» **TASK STATEMENT**
Every line with the word "chevron" in it should be extracted from the data that follows.

Data records

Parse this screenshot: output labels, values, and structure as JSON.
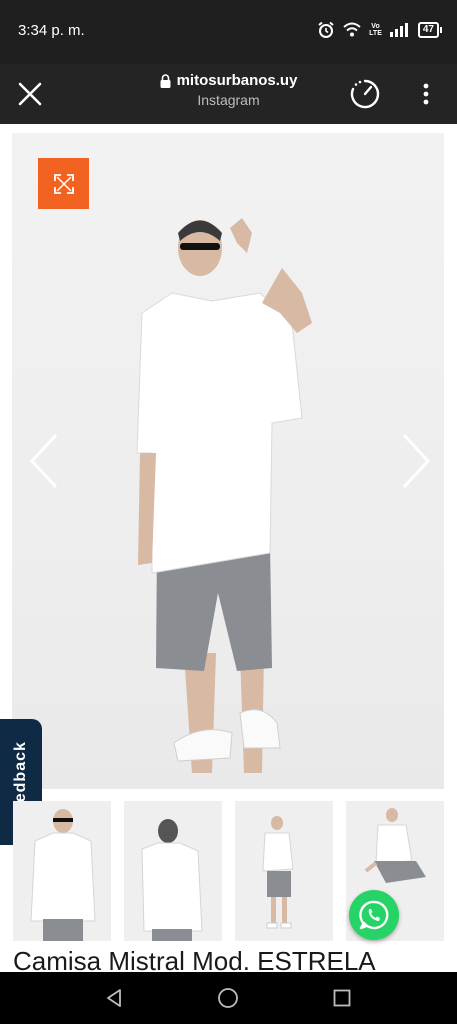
{
  "status_bar": {
    "time": "3:34 p. m.",
    "volte_top": "Vo",
    "volte_bottom": "LTE",
    "battery": "47",
    "icons": [
      "alarm-icon",
      "wifi-icon",
      "volte-icon",
      "signal-icon",
      "battery-icon"
    ]
  },
  "browser": {
    "domain": "mitosurbanos.uy",
    "subtitle": "Instagram",
    "icons": [
      "close-icon",
      "lock-icon",
      "speed-icon",
      "more-vert-icon"
    ]
  },
  "gallery": {
    "accent_color": "#f26322",
    "icons": [
      "expand-icon",
      "chevron-left-icon",
      "chevron-right-icon"
    ]
  },
  "feedback": {
    "label": "Feedback",
    "color": "#0f2a44"
  },
  "thumbnails": [
    "thumb-front",
    "thumb-back",
    "thumb-full",
    "thumb-seated"
  ],
  "whatsapp": {
    "color": "#25d366",
    "icon": "whatsapp-icon"
  },
  "product": {
    "title": "Camisa Mistral Mod. ESTRELA"
  },
  "nav": {
    "icons": [
      "back-icon",
      "home-icon",
      "recents-icon"
    ]
  }
}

» **CORRECT RESULT**
      "chevron-left-icon",
      "chevron-right-icon"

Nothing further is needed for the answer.